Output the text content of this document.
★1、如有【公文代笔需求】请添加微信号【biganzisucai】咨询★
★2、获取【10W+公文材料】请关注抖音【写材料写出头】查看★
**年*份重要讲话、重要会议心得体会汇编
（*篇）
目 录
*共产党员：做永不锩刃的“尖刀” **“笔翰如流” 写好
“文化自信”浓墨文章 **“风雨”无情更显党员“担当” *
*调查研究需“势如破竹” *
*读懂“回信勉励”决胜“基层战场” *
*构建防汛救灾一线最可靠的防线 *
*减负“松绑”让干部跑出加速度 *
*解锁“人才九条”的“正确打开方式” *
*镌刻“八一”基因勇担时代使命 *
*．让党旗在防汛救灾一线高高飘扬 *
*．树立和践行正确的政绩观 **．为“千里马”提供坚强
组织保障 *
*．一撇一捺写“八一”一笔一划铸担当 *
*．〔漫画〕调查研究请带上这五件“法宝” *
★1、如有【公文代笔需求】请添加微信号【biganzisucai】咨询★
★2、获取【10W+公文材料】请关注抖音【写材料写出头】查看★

....................

**Work required**: Send back each record exactly as it stands.

**In response**:
Output the text content of this document.
★1、如有【公文代笔需求】请添加微信号【biganzisucai】咨询★
★2、获取【10W+公文材料】请关注抖音【写材料写出头】查看★
**年*份重要讲话、重要会议心得体会汇编
（*篇）
目 录
*共产党员：做永不锩刃的“尖刀” **“笔翰如流” 写好
“文化自信”浓墨文章 **“风雨”无情更显党员“担当” *
*调查研究需“势如破竹” *
*读懂“回信勉励”决胜“基层战场” *
*构建防汛救灾一线最可靠的防线 *
*减负“松绑”让干部跑出加速度 *
*解锁“人才九条”的“正确打开方式” *
*镌刻“八一”基因勇担时代使命 *
*．让党旗在防汛救灾一线高高飘扬 *
*．树立和践行正确的政绩观 **．为“千里马”提供坚强
组织保障 *
*．一撇一捺写“八一”一笔一划铸担当 *
*．〔漫画〕调查研究请带上这五件“法宝” *
★1、如有【公文代笔需求】请添加微信号【biganzisucai】咨询★
★2、获取【10W+公文材料】请关注抖音【写材料写出头】查看★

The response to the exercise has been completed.